### GOAL
Read the records and write them out again exactly.

[Figure data in JSON]
begin

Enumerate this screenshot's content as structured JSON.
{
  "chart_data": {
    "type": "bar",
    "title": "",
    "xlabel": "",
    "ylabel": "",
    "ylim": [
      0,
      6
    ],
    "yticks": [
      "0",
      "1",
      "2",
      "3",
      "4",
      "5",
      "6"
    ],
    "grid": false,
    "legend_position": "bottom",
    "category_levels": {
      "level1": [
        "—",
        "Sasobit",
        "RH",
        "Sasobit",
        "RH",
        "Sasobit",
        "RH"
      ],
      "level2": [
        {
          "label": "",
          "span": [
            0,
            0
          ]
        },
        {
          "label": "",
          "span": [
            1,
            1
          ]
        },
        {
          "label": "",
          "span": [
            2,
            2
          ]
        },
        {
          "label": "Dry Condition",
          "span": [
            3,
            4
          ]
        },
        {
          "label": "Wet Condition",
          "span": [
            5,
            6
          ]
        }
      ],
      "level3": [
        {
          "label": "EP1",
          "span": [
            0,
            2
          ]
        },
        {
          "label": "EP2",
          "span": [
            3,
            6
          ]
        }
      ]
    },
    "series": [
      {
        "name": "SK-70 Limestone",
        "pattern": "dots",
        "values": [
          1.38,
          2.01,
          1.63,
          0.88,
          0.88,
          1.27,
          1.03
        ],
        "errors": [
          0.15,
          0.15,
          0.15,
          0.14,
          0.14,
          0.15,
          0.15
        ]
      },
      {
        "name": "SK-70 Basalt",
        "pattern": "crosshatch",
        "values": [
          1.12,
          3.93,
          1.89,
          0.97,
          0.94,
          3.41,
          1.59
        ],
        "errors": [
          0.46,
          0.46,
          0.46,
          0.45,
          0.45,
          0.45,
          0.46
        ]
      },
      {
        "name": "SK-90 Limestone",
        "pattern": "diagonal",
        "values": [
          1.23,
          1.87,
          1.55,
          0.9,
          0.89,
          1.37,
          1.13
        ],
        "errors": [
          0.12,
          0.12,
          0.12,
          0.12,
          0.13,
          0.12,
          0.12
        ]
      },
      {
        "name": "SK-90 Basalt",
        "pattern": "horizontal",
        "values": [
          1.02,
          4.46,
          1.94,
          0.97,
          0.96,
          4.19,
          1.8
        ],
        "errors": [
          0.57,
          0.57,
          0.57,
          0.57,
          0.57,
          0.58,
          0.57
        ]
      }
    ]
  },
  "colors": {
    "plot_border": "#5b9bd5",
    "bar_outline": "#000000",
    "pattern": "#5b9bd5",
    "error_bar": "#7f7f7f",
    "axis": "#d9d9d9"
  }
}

end

### THE OUTPUT
Enumerate this screenshot's content as structured JSON.
{
  "chart_data": {
    "type": "bar",
    "title": "",
    "xlabel": "",
    "ylabel": "",
    "ylim": [
      0,
      6
    ],
    "yticks": [
      "0",
      "1",
      "2",
      "3",
      "4",
      "5",
      "6"
    ],
    "grid": false,
    "legend_position": "bottom",
    "category_levels": {
      "level1": [
        "—",
        "Sasobit",
        "RH",
        "Sasobit",
        "RH",
        "Sasobit",
        "RH"
      ],
      "level2": [
        {
          "label": "",
          "span": [
            0,
            0
          ]
        },
        {
          "label": "",
          "span": [
            1,
            1
          ]
        },
        {
          "label": "",
          "span": [
            2,
            2
          ]
        },
        {
          "label": "Dry Condition",
          "span": [
            3,
            4
          ]
        },
        {
          "label": "Wet Condition",
          "span": [
            5,
            6
          ]
        }
      ],
      "level3": [
        {
          "label": "EP1",
          "span": [
            0,
            2
          ]
        },
        {
          "label": "EP2",
          "span": [
            3,
            6
          ]
        }
      ]
    },
    "series": [
      {
        "name": "SK-70 Limestone",
        "pattern": "dots",
        "values": [
          1.38,
          2.01,
          1.63,
          0.88,
          0.88,
          1.27,
          1.03
        ],
        "errors": [
          0.15,
          0.15,
          0.15,
          0.14,
          0.14,
          0.15,
          0.15
        ]
      },
      {
        "name": "SK-70 Basalt",
        "pattern": "crosshatch",
        "values": [
          1.12,
          3.93,
          1.89,
          0.97,
          0.94,
          3.41,
          1.59
        ],
        "errors": [
          0.46,
          0.46,
          0.46,
          0.45,
          0.45,
          0.45,
          0.46
        ]
      },
      {
        "name": "SK-90 Limestone",
        "pattern": "diagonal",
        "values": [
          1.23,
          1.87,
          1.55,
          0.9,
          0.89,
          1.37,
          1.13
        ],
        "errors": [
          0.12,
          0.12,
          0.12,
          0.12,
          0.13,
          0.12,
          0.12
        ]
      },
      {
        "name": "SK-90 Basalt",
        "pattern": "horizontal",
        "values": [
          1.02,
          4.46,
          1.94,
          0.97,
          0.96,
          4.19,
          1.8
        ],
        "errors": [
          0.57,
          0.57,
          0.57,
          0.57,
          0.57,
          0.58,
          0.57
        ]
      }
    ]
  },
  "colors": {
    "plot_border": "#5b9bd5",
    "bar_outline": "#000000",
    "pattern": "#5b9bd5",
    "error_bar": "#7f7f7f",
    "axis": "#d9d9d9"
  }
}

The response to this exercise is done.